* _Your assignment_:
According to the text comparing Lean Six Sigma with machine learning, what is the objective of Lean Six Sigma?

* _Text for analysis_:
--- START ---
Note that this article was submitted and accepted by KDnuggest, the most popular blog site about machine learning and knowledge discovery.
I have been using Lean Six Sigma (LSS) to improve business processes for the past 10+ year and am very satisfied with its benefits. Recently, I’ve been working with a consulting firm and a software vendor to implement a machine learning (ML) model to predict remaining useful life (RUL) of service parts. The result which I feel most frustrated is the low accuracy of the resulting model. As shown below, if people measure the deviation as the absolute difference between the actual part life and the predicted one, the resulting model has 127, 60, and 36 days of average deviation for the selected 3 parts. I could not understand why the deviations are so large with machine learning.
After working with the consultants and data scientists, it appears that they can improve the deviation only by 10%. This puzzles me a lot. I thought machine learning is a great new tool to make forecast simple and quick, but I did not expect it could have such large deviation. To me, such deviation, even after the 10% improvement, still renders the forecast useless to the business owners. This forces me to ask myself the following questions:
- Is machine learning really a good forecasting tool?
- What do people NOT know about machine learning?
- What is missing in machine learning? Can lean six sigma fill the missing gap?
Note that machine learning, in general, targets two major categories of problems: unsupervised and supervised learning. My article here focuses on a supervised learning problem by using the regression analysis of machine learning.
Lean Six Sigma
The objective of the Lean Six Sigma (LSS) is to improve process performance by reducing its variance. The variance is defined as the sum square of the difference between actual and forecast of the LSS model. This is the definition used in classical statistics.
The result of the LSS essentially is a statistical function (model) between a set of input / independent variables and the output / dependent variable(s), as show in the chart below.
By identifying the correlations between the input and output variables, the LSS model tells us how we can control the input variables in order to move the output variable(s) into our target values. Most importantly, LSS also requires the monitored process to be “stable”, i.e., minimizing the output variable variance, by minimizing the input variable variance, in order to achieve the so called “breakthrough” state.
As the chart below shows, if you get to your target (center) alone without variance control (the spread around the target in the left chart), there is no guarantee about the target you have achieved; if you reduce the variance without getting to the target (right chart), you miss your target. Only by keeping the variance small and center, LSS is able to ensure the process target is reached with precise precision and with a sustainable and optimal process performance. This is the major contribution of LSS.
Machine Learning (ML)
For supervised machine learning, it looks at a function between a set of input variables and output variable(s) to come up with an “approximation” of the ideal function, as shown by the green curve below.
Similarly, for unsupervised machine learning, it looks for a function which best differentiate a set of clusters.
Comparison between LSS and ML
It is well known that, due to bias and normal randomness, a process is subject to be random in nature; i.e., a process with variance. Therefore, both classical statistics and LSS have shown that, if input variables have large variance, we would expect large variance of the output variable(s).
This would strongly suggest the inaccuracy of the machine learning model, when input variables have large variance. This is why, I think, my recent machine learning project has such large inaccuracy in its prediction, and also the reason why the data science consultants can improve the accuracy only up to 10%.
--- END ---
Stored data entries
--- START ---
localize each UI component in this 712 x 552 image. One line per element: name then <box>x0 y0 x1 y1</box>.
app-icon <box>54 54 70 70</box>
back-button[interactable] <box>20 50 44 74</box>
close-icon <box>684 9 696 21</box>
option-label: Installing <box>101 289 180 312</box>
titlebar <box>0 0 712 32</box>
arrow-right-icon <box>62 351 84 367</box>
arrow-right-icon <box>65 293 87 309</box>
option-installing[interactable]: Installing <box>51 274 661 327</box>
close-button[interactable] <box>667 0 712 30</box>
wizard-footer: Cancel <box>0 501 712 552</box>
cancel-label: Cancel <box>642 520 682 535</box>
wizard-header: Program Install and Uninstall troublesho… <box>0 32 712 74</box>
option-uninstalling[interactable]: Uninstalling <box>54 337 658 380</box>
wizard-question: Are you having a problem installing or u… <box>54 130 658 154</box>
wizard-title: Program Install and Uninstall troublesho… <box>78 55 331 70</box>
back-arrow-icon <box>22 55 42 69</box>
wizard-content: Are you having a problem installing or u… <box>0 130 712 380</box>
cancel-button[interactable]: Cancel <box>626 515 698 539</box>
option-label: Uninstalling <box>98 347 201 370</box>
--- END ---
* _Response for this exercise_:
To improve process performance by reducing its variance.